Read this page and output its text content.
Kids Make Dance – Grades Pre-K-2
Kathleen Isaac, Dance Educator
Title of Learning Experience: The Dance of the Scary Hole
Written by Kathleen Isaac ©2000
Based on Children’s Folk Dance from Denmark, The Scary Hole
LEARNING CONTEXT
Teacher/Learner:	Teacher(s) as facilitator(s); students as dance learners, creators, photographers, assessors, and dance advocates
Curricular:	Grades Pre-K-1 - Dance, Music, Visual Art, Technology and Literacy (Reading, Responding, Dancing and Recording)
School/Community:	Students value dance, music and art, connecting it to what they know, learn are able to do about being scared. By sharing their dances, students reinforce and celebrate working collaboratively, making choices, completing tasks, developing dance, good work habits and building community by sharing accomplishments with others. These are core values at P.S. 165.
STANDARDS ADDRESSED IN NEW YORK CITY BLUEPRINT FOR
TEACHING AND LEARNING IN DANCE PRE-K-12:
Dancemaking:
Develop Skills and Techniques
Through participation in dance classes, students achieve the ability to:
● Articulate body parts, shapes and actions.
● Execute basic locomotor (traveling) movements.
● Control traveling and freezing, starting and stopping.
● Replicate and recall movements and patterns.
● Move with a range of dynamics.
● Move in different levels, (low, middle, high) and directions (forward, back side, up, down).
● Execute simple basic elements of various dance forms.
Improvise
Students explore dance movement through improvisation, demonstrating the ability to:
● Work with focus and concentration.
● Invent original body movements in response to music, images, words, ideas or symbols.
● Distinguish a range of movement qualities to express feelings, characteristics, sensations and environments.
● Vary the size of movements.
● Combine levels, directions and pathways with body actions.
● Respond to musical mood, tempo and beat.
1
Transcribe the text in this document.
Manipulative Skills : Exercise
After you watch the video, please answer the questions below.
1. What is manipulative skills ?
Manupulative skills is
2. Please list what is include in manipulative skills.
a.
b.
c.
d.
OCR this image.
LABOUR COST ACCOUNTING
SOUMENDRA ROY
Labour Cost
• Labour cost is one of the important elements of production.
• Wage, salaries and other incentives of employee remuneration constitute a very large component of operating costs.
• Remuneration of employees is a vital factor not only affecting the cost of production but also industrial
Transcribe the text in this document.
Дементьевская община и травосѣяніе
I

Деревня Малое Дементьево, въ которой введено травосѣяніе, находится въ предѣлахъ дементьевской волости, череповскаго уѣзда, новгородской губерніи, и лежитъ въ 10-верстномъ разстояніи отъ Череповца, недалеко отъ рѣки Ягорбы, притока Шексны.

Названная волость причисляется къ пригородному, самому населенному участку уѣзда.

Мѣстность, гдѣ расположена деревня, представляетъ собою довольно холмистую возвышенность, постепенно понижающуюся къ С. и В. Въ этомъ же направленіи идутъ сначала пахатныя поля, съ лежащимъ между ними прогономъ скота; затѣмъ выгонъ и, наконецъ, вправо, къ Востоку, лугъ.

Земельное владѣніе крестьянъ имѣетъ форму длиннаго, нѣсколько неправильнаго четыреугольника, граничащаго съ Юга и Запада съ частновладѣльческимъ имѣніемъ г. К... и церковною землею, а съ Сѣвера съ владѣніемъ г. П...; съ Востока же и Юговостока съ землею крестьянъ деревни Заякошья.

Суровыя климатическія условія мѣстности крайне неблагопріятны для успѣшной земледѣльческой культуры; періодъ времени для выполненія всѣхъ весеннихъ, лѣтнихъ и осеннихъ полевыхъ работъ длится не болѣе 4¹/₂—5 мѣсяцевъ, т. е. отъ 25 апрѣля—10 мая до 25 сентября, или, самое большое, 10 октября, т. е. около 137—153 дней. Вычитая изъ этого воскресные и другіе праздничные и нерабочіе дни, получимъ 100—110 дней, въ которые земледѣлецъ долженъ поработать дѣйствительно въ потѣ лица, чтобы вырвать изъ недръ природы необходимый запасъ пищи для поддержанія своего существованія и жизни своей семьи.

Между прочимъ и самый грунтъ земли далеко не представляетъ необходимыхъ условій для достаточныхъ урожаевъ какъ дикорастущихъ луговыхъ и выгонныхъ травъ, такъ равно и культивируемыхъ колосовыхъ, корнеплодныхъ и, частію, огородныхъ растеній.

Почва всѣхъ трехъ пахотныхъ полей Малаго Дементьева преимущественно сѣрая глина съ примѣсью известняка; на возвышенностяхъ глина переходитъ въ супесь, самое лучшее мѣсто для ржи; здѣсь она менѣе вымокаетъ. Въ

- _What to do_
Copy out the full listing exactly.

- _The output_
Read this page and output its text content.
Kids Make Dance – Grades Pre-K-2
Kathleen Isaac, Dance Educator
Title of Learning Experience: The Dance of the Scary Hole
Written by Kathleen Isaac ©2000
Based on Children’s Folk Dance from Denmark, The Scary Hole
LEARNING CONTEXT
Teacher/Learner:	Teacher(s) as facilitator(s); students as dance learners, creators, photographers, assessors, and dance advocates
Curricular:	Grades Pre-K-1 - Dance, Music, Visual Art, Technology and Literacy (Reading, Responding, Dancing and Recording)
School/Community:	Students value dance, music and art, connecting it to what they know, learn are able to do about being scared. By sharing their dances, students reinforce and celebrate working collaboratively, making choices, completing tasks, developing dance, good work habits and building community by sharing accomplishments with others. These are core values at P.S. 165.
STANDARDS ADDRESSED IN NEW YORK CITY BLUEPRINT FOR
TEACHING AND LEARNING IN DANCE PRE-K-12:
Dancemaking:
Develop Skills and Techniques
Through participation in dance classes, students achieve the ability to:
● Articulate body parts, shapes and actions.
● Execute basic locomotor (traveling) movements.
● Control traveling and freezing, starting and stopping.
● Replicate and recall movements and patterns.
● Move with a range of dynamics.
● Move in different levels, (low, middle, high) and directions (forward, back side, up, down).
● Execute simple basic elements of various dance forms.
Improvise
Students explore dance movement through improvisation, demonstrating the ability to:
● Work with focus and concentration.
● Invent original body movements in response to music, images, words, ideas or symbols.
● Distinguish a range of movement qualities to express feelings, characteristics, sensations and environments.
● Vary the size of movements.
● Combine levels, directions and pathways with body actions.
● Respond to musical mood, tempo and beat.
1
Transcribe the text in this document.
Manipulative Skills : Exercise
After you watch the video, please answer the questions below.
1. What is manipulative skills ?
Manupulative skills is
2. Please list what is include in manipulative skills.
a.
b.
c.
d.
OCR this image.
LABOUR COST ACCOUNTING
SOUMENDRA ROY
Labour Cost
• Labour cost is one of the important elements of production.
• Wage, salaries and other incentives of employee remuneration constitute a very large component of operating costs.
• Remuneration of employees is a vital factor not only affecting the cost of production but also industrial
Transcribe the text in this document.
Дементьевская община и травосѣяніе
I

Деревня Малое Дементьево, въ которой введено травосѣяніе, находится въ предѣлахъ дементьевской волости, череповскаго уѣзда, новгородской губерніи, и лежитъ въ 10-верстномъ разстояніи отъ Череповца, недалеко отъ рѣки Ягорбы, притока Шексны.

Названная волость причисляется къ пригородному, самому населенному участку уѣзда.

Мѣстность, гдѣ расположена деревня, представляетъ собою довольно холмистую возвышенность, постепенно понижающуюся къ С. и В. Въ этомъ же направленіи идутъ сначала пахатныя поля, съ лежащимъ между ними прогономъ скота; затѣмъ выгонъ и, наконецъ, вправо, къ Востоку, лугъ.

Земельное владѣніе крестьянъ имѣетъ форму длиннаго, нѣсколько неправильнаго четыреугольника, граничащаго съ Юга и Запада съ частновладѣльческимъ имѣніемъ г. К... и церковною землею, а съ Сѣвера съ владѣніемъ г. П...; съ Востока же и Юговостока съ землею крестьянъ деревни Заякошья.

Суровыя климатическія условія мѣстности крайне неблагопріятны для успѣшной земледѣльческой культуры; періодъ времени для выполненія всѣхъ весеннихъ, лѣтнихъ и осеннихъ полевыхъ работъ длится не болѣе 4¹/₂—5 мѣсяцевъ, т. е. отъ 25 апрѣля—10 мая до 25 сентября, или, самое большое, 10 октября, т. е. около 137—153 дней. Вычитая изъ этого воскресные и другіе праздничные и нерабочіе дни, получимъ 100—110 дней, въ которые земледѣлецъ долженъ поработать дѣйствительно въ потѣ лица, чтобы вырвать изъ недръ природы необходимый запасъ пищи для поддержанія своего существованія и жизни своей семьи.

Между прочимъ и самый грунтъ земли далеко не представляетъ необходимыхъ условій для достаточныхъ урожаевъ какъ дикорастущихъ луговыхъ и выгонныхъ травъ, такъ равно и культивируемыхъ колосовыхъ, корнеплодныхъ и, частію, огородныхъ растеній.

Почва всѣхъ трехъ пахотныхъ полей Малаго Дементьева преимущественно сѣрая глина съ примѣсью известняка; на возвышенностяхъ глина переходитъ въ супесь, самое лучшее мѣсто для ржи; здѣсь она менѣе вымокаетъ. Въ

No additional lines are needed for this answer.